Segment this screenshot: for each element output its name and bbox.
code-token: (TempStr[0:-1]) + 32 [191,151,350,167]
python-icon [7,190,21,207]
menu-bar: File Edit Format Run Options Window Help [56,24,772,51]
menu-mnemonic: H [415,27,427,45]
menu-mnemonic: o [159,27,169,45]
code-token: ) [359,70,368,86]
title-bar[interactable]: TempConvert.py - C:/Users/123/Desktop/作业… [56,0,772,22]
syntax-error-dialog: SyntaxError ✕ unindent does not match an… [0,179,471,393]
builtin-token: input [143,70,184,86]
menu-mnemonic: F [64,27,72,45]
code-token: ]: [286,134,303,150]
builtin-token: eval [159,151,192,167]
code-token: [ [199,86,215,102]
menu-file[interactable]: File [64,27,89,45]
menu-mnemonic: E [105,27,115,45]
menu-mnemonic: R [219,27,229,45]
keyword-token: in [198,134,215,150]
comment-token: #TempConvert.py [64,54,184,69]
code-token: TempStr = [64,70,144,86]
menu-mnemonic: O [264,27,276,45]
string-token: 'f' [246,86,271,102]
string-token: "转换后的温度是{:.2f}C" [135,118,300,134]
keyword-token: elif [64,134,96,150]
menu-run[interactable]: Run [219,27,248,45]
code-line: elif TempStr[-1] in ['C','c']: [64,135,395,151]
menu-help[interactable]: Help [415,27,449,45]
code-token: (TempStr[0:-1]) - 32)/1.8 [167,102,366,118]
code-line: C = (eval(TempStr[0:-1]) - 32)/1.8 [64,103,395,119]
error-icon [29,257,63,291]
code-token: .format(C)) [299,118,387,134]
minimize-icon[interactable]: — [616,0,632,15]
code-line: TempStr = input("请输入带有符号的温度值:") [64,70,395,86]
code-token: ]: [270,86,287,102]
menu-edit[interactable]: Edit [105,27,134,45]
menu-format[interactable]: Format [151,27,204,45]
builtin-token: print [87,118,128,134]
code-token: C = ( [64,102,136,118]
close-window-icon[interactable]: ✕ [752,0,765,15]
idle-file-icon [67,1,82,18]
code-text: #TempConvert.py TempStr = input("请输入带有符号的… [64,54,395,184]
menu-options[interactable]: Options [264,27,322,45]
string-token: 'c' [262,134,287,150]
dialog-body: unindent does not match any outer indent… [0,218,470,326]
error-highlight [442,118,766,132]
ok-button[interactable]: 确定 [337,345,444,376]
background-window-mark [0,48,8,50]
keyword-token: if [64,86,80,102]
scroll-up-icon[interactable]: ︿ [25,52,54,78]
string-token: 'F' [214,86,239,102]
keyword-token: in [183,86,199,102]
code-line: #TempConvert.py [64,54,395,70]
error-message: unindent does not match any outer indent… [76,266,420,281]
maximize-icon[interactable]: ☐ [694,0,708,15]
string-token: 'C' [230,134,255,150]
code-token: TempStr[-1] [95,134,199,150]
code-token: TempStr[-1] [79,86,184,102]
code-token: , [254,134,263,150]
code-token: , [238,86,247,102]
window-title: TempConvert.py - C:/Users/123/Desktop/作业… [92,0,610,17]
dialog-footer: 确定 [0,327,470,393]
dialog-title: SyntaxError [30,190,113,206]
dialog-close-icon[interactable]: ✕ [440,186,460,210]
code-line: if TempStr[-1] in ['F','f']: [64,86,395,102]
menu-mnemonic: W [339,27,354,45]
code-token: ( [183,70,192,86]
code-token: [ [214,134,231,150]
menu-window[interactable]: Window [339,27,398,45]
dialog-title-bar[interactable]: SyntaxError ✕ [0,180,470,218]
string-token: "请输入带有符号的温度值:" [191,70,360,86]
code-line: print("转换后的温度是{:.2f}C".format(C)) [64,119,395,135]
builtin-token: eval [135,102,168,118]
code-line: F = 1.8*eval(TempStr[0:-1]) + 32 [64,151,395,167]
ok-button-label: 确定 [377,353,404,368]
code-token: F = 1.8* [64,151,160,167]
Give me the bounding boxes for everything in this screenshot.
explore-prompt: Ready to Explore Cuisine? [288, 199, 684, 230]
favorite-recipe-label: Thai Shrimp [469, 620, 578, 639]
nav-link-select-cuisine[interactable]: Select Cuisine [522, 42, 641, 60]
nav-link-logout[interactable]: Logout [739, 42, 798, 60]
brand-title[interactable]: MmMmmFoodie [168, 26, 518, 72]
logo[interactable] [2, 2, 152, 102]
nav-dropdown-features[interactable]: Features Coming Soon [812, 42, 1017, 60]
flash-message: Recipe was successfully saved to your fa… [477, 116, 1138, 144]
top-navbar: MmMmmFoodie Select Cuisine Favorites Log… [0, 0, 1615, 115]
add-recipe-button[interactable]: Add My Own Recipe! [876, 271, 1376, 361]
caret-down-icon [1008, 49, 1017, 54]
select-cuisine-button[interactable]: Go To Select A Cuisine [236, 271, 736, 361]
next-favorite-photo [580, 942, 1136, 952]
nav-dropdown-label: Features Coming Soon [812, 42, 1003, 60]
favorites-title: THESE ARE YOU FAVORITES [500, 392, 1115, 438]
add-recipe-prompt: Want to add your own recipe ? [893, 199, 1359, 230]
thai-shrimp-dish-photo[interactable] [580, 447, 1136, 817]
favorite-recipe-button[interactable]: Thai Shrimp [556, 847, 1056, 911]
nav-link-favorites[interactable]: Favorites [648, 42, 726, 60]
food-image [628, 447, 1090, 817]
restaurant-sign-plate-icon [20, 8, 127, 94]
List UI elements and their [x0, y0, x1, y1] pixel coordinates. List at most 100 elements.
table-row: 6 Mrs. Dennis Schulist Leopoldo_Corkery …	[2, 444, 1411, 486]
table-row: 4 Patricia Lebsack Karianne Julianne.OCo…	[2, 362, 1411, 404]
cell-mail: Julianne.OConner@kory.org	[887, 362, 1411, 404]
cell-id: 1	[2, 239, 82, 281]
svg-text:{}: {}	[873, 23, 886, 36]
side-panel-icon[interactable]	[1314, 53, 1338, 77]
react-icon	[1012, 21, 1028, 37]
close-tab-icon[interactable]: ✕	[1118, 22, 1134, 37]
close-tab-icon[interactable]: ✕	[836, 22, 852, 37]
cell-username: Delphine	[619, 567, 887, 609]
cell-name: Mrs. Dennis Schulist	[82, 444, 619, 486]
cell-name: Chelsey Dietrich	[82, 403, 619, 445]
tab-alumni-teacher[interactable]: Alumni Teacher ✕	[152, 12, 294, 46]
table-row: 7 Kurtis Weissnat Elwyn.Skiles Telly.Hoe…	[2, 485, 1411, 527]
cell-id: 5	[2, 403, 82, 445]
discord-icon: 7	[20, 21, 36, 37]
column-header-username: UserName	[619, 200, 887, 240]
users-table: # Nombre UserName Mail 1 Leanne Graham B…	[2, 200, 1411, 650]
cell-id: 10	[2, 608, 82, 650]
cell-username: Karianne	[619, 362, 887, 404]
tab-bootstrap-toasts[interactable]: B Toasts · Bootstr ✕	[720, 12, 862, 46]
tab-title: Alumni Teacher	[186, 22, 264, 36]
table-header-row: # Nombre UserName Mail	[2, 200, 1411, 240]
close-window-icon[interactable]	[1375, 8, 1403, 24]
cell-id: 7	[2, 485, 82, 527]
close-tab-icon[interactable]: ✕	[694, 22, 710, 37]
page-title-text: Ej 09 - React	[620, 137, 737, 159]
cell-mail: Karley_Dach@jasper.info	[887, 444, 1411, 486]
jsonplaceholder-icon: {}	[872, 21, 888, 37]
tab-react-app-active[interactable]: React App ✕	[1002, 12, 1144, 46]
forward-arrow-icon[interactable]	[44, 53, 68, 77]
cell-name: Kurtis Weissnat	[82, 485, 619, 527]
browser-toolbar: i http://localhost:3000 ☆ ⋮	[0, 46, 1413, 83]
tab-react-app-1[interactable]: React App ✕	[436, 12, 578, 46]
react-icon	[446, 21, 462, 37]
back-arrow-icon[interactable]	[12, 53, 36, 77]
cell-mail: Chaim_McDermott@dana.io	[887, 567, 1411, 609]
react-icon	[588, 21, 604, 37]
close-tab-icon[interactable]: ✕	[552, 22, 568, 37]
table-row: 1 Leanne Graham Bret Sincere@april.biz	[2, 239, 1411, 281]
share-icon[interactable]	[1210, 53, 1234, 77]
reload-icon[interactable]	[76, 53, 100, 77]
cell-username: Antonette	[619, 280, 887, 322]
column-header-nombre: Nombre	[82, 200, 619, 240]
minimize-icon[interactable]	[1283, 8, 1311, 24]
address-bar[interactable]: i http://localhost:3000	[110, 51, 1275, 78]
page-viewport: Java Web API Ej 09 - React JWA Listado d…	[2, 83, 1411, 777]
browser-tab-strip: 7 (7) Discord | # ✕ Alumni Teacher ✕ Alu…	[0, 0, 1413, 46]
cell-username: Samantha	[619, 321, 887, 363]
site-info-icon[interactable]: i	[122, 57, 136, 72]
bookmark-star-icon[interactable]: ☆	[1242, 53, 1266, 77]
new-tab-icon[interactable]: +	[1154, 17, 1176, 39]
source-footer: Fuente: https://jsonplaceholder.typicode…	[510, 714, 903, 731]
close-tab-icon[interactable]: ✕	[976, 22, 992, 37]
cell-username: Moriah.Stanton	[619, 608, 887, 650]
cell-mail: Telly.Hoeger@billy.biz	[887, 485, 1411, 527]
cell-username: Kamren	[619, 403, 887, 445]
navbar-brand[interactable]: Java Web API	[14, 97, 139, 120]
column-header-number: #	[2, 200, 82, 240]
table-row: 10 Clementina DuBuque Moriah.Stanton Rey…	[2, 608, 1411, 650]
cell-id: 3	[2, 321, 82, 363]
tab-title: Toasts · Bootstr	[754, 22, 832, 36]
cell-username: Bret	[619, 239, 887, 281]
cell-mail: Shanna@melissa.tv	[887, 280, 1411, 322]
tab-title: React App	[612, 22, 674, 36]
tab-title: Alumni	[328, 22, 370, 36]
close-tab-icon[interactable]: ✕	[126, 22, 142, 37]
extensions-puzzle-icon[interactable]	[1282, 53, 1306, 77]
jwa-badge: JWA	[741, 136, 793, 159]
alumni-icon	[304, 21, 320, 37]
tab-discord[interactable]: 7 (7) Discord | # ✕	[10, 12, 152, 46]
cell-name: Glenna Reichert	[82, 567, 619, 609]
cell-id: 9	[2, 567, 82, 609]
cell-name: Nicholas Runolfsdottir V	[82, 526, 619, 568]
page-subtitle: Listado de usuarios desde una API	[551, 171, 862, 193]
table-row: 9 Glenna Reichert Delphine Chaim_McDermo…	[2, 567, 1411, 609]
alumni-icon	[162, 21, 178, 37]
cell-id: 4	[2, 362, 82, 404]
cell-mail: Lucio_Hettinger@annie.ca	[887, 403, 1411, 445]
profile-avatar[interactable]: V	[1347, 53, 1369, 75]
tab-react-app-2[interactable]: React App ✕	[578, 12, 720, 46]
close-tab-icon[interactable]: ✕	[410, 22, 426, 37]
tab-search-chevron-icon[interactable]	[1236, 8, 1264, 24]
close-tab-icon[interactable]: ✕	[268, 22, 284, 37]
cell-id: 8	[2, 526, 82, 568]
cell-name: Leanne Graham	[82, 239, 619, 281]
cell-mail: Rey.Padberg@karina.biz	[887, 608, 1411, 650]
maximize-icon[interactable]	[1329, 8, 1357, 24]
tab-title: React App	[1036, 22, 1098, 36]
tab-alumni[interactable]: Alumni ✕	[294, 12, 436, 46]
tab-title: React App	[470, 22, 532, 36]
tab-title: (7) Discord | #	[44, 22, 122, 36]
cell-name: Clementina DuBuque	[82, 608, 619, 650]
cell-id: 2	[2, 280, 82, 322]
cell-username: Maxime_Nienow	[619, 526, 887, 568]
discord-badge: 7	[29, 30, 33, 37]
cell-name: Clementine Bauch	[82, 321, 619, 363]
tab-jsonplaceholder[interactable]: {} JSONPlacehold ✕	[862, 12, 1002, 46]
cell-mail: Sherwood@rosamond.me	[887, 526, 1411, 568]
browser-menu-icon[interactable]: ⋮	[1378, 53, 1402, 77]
□ □ □ □ □ □ □
◆ **Problem to solve**:
Lay out the stretch of items from the start of the records through the line containing "menu-help[interactable]: Help [415,27,449,45]", both included, as a Markdown table with the columns "Row" and "Line", numbering each row and leaving out blank lines.

◆ **Expected answer**:
| Row | Line |
|---|---|
| 1 | Segment this screenshot: for each element output its name and bbox. |
| 2 | code-token: (TempStr[0:-1]) + 32 [191,151,350,167] |
| 3 | python-icon [7,190,21,207] |
| 4 | menu-bar: File Edit Format Run Options Window Help [56,24,772,51] |
| 5 | menu-mnemonic: H [415,27,427,45] |
| 6 | menu-mnemonic: o [159,27,169,45] |
| 7 | code-token: ) [359,70,368,86] |
| 8 | title-bar[interactable]: TempConvert.py - C:/Users/123/Desktop/作业… [56,0,772,22] |
| 9 | syntax-error-dialog: SyntaxError ✕ unindent does not match an… [0,179,471,393] |
| 10 | builtin-token: input [143,70,184,86] |
| 11 | menu-mnemonic: F [64,27,72,45] |
| 12 | code-token: ]: [286,134,303,150] |
| 13 | builtin-token: eval [159,151,192,167] |
| 14 | code-token: [ [199,86,215,102] |
| 15 | menu-file[interactable]: File [64,27,89,45] |
| 16 | menu-mnemonic: E [105,27,115,45] |
| 17 | menu-mnemonic: R [219,27,229,45] |
| 18 | keyword-token: in [198,134,215,150] |
| 19 | comment-token: #TempConvert.py [64,54,184,69] |
| 20 | code-token: TempStr = [64,70,144,86] |
| 21 | menu-mnemonic: O [264,27,276,45] |
| 22 | string-token: 'f' [246,86,271,102] |
| 23 | string-token: "转换后的温度是{:.2f}C" [135,118,300,134] |
| 24 | keyword-token: elif [64,134,96,150] |
| 25 | menu-run[interactable]: Run [219,27,248,45] |
| 26 | code-line: elif TempStr[-1] in ['C','c']: [64,135,395,151] |
| 27 | menu-help[interactable]: Help [415,27,449,45] |